[[ Dataset excerpts, beginning ]]

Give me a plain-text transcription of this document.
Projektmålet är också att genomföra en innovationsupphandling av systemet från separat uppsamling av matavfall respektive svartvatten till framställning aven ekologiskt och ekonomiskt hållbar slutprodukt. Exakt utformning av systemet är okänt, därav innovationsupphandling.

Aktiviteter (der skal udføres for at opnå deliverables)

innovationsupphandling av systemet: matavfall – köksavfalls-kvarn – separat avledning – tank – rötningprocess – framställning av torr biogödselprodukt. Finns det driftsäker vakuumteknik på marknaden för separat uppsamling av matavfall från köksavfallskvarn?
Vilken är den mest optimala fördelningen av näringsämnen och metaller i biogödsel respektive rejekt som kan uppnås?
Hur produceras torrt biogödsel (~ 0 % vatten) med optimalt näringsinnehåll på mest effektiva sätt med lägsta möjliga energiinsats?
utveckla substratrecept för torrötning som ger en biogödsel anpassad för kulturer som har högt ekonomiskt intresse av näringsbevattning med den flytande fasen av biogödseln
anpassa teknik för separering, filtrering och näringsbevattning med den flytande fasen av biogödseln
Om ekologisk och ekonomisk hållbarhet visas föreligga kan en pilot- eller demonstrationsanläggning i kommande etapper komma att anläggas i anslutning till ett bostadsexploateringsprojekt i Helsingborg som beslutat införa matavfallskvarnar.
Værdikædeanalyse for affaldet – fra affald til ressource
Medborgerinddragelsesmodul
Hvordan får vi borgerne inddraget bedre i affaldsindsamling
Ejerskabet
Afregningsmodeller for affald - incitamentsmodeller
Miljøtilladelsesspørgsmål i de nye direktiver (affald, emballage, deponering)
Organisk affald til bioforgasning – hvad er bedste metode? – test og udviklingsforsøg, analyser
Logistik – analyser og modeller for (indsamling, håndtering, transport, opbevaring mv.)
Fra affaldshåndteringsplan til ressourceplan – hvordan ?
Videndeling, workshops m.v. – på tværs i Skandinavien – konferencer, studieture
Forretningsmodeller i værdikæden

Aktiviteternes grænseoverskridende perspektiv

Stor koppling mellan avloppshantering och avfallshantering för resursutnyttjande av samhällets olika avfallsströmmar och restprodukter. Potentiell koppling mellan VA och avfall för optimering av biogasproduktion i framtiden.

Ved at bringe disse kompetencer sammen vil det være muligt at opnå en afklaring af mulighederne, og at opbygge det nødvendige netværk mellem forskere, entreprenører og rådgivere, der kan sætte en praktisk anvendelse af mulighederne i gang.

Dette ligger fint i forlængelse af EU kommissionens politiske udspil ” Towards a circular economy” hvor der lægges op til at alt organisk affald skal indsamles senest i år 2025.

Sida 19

[[ Dataset excerpts, end ]]

*Task to carry out*. Lines above with "innovationsupphandling": state how many, nothing more.

*Solution*. 2